◆ List of tasks
a: Answer these questions using the SEC exhibit text below, giving each answer on its own line marked the same way:
(i) Which item of Regulation S-K is the certification furnished under?
(ii) What exhibit number appears in the text?
(iii) What company name is shown?
b: Continue the SEC exhibit text below from its last line, writing the next part of the document.

◆ Source document
The foregoing certification is being furnished as an exhibit to the Report pursuant to Item 601(b)(32) of Regulation S-K and Section 1350 of Title 18 of the United States Code and, accordingly, is not being filed with the U.S. Securities and Exchange Commission as part of the Report and is not to be incorporated by reference into any filing of the Company under the Securities Act of 1933 or the Securities Exchange Act of 1934 (whether made before or after the date of the Report, irrespective of any general incorporation language contained in such filing).

Exhibit 32.2

LATHAM GROUP, INC.

◆ Recorded data
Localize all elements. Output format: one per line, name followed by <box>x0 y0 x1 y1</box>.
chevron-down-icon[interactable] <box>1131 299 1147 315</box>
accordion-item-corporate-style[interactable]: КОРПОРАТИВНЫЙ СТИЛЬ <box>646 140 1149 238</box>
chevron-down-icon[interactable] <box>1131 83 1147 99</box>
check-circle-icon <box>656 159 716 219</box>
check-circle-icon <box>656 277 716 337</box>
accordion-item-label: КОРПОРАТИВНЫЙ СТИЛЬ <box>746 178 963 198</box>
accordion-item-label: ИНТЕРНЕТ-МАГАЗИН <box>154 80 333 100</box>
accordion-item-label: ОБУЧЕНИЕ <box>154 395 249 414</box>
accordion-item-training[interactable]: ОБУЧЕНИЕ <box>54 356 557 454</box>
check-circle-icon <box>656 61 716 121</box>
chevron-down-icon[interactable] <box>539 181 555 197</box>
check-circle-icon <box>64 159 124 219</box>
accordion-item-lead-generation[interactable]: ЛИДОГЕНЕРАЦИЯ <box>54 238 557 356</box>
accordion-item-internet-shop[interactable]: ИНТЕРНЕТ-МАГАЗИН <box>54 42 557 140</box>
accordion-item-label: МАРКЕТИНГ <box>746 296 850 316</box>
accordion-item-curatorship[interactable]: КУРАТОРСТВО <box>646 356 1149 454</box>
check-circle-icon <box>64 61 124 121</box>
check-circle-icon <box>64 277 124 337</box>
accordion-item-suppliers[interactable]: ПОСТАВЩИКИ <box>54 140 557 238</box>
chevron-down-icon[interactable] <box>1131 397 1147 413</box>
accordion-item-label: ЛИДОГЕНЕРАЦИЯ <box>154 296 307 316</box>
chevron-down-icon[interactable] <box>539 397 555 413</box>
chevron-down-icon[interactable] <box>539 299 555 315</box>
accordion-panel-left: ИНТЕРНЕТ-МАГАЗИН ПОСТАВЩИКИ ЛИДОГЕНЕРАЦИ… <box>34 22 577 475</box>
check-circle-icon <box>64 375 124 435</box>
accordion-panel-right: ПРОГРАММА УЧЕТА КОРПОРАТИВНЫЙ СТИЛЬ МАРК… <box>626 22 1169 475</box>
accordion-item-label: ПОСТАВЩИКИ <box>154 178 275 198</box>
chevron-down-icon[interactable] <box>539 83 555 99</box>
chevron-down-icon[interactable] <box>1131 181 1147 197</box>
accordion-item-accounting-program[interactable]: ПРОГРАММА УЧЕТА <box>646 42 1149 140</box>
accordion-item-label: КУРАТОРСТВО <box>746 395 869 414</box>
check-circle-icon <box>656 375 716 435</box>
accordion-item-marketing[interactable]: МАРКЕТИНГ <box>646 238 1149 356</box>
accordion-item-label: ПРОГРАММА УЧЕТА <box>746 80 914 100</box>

◆ Responses per task
a:
(i) Item 601(b)(32)
(ii) Exhibit 32.2
(iii) Latham Group, Inc.

b:
CERTIFICATION PURSUANT TO

18 U.S.C. SECTION 1350,

AS ADOPTED PURSUANT TO

SECTION 906 OF THE SARBANES-OXLEY ACT OF 2002

In connection with the Quarterly Report of Latham Group, Inc. (the “Company”) on Form 10-Q for the period ending September 27, 2025 as filed with the Securities and Exchange Commission on the date hereof (the “Report”), I, Oliver C. Gloe, Chief Financial Officer of the Company, certify, pursuant to 18 U.S.C. Section 1350, as adopted pursuant to Section 906 of the Sarbanes-Oxley Act of 2002, that:

The Report fully complies with the requirements of Section 13(a) or 15(d) of the Securities Exchange Act of 1934; and
The information contained in the Report fairly presents, in all material respects, the financial condition and results of operations of the Company.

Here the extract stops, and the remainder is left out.